** Begin Input rows **

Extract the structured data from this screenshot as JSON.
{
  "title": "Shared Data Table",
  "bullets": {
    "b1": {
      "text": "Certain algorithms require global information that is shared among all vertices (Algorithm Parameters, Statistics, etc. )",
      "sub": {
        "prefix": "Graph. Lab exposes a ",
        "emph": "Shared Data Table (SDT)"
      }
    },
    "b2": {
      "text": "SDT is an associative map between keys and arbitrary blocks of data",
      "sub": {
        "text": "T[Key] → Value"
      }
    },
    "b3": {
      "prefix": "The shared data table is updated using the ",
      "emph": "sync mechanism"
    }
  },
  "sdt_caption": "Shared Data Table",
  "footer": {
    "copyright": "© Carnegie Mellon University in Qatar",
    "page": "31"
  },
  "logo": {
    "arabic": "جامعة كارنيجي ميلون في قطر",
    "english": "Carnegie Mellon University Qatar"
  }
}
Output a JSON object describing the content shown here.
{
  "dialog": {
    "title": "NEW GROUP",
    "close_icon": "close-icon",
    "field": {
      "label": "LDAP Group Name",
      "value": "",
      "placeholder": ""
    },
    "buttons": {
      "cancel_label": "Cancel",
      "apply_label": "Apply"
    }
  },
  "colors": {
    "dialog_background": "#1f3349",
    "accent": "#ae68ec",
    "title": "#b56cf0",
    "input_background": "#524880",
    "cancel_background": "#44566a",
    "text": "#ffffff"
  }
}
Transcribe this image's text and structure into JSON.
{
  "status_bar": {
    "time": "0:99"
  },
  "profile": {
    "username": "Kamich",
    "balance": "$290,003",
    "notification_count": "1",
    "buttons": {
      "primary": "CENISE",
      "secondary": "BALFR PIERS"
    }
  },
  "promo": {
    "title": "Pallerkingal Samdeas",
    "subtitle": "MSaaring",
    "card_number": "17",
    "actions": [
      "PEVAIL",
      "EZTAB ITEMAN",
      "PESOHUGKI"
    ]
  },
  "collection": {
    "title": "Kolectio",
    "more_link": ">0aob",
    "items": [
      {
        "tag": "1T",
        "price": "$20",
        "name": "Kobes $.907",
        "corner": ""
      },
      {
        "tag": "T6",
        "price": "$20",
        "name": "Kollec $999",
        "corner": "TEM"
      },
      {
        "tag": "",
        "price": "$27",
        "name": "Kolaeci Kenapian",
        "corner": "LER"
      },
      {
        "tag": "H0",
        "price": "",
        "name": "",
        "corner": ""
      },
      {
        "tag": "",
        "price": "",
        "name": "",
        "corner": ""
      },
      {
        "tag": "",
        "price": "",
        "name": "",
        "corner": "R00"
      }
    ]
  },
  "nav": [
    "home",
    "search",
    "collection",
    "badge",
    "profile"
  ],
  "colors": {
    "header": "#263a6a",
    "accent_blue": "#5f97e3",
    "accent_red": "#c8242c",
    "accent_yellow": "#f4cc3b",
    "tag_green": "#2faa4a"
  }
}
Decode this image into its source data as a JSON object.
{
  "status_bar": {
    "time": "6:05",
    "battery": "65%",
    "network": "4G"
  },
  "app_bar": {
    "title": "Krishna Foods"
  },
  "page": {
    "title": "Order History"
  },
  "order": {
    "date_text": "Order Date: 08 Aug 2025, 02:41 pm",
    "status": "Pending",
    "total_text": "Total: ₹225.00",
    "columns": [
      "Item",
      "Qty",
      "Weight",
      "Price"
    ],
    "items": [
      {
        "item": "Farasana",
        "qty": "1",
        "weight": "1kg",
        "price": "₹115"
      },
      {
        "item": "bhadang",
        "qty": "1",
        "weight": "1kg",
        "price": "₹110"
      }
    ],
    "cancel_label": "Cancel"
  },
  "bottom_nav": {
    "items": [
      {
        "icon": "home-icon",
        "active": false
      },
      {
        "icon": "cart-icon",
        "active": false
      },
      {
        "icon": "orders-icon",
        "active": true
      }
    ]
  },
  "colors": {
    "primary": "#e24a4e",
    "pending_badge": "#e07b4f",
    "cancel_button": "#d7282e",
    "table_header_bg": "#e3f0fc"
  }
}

** End Input rows **

## Written problem
Output each record exactly, leaving nothing out.

## Result of this task
Extract the structured data from this screenshot as JSON.
{
  "title": "Shared Data Table",
  "bullets": {
    "b1": {
      "text": "Certain algorithms require global information that is shared among all vertices (Algorithm Parameters, Statistics, etc. )",
      "sub": {
        "prefix": "Graph. Lab exposes a ",
        "emph": "Shared Data Table (SDT)"
      }
    },
    "b2": {
      "text": "SDT is an associative map between keys and arbitrary blocks of data",
      "sub": {
        "text": "T[Key] → Value"
      }
    },
    "b3": {
      "prefix": "The shared data table is updated using the ",
      "emph": "sync mechanism"
    }
  },
  "sdt_caption": "Shared Data Table",
  "footer": {
    "copyright": "© Carnegie Mellon University in Qatar",
    "page": "31"
  },
  "logo": {
    "arabic": "جامعة كارنيجي ميلون في قطر",
    "english": "Carnegie Mellon University Qatar"
  }
}
Output a JSON object describing the content shown here.
{
  "dialog": {
    "title": "NEW GROUP",
    "close_icon": "close-icon",
    "field": {
      "label": "LDAP Group Name",
      "value": "",
      "placeholder": ""
    },
    "buttons": {
      "cancel_label": "Cancel",
      "apply_label": "Apply"
    }
  },
  "colors": {
    "dialog_background": "#1f3349",
    "accent": "#ae68ec",
    "title": "#b56cf0",
    "input_background": "#524880",
    "cancel_background": "#44566a",
    "text": "#ffffff"
  }
}
Transcribe this image's text and structure into JSON.
{
  "status_bar": {
    "time": "0:99"
  },
  "profile": {
    "username": "Kamich",
    "balance": "$290,003",
    "notification_count": "1",
    "buttons": {
      "primary": "CENISE",
      "secondary": "BALFR PIERS"
    }
  },
  "promo": {
    "title": "Pallerkingal Samdeas",
    "subtitle": "MSaaring",
    "card_number": "17",
    "actions": [
      "PEVAIL",
      "EZTAB ITEMAN",
      "PESOHUGKI"
    ]
  },
  "collection": {
    "title": "Kolectio",
    "more_link": ">0aob",
    "items": [
      {
        "tag": "1T",
        "price": "$20",
        "name": "Kobes $.907",
        "corner": ""
      },
      {
        "tag": "T6",
        "price": "$20",
        "name": "Kollec $999",
        "corner": "TEM"
      },
      {
        "tag": "",
        "price": "$27",
        "name": "Kolaeci Kenapian",
        "corner": "LER"
      },
      {
        "tag": "H0",
        "price": "",
        "name": "",
        "corner": ""
      },
      {
        "tag": "",
        "price": "",
        "name": "",
        "corner": ""
      },
      {
        "tag": "",
        "price": "",
        "name": "",
        "corner": "R00"
      }
    ]
  },
  "nav": [
    "home",
    "search",
    "collection",
    "badge",
    "profile"
  ],
  "colors": {
    "header": "#263a6a",
    "accent_blue": "#5f97e3",
    "accent_red": "#c8242c",
    "accent_yellow": "#f4cc3b",
    "tag_green": "#2faa4a"
  }
}
Decode this image into its source data as a JSON object.
{
  "status_bar": {
    "time": "6:05",
    "battery": "65%",
    "network": "4G"
  },
  "app_bar": {
    "title": "Krishna Foods"
  },
  "page": {
    "title": "Order History"
  },
  "order": {
    "date_text": "Order Date: 08 Aug 2025, 02:41 pm",
    "status": "Pending",
    "total_text": "Total: ₹225.00",
    "columns": [
      "Item",
      "Qty",
      "Weight",
      "Price"
    ],
    "items": [
      {
        "item": "Farasana",
        "qty": "1",
        "weight": "1kg",
        "price": "₹115"
      },
      {
        "item": "bhadang",
        "qty": "1",
        "weight": "1kg",
        "price": "₹110"
      }
    ],
    "cancel_label": "Cancel"
  },
  "bottom_nav": {
    "items": [
      {
        "icon": "home-icon",
        "active": false
      },
      {
        "icon": "cart-icon",
        "active": false
      },
      {
        "icon": "orders-icon",
        "active": true
      }
    ]
  },
  "colors": {
    "primary": "#e24a4e",
    "pending_badge": "#e07b4f",
    "cancel_button": "#d7282e",
    "table_header_bg": "#e3f0fc"
  }
}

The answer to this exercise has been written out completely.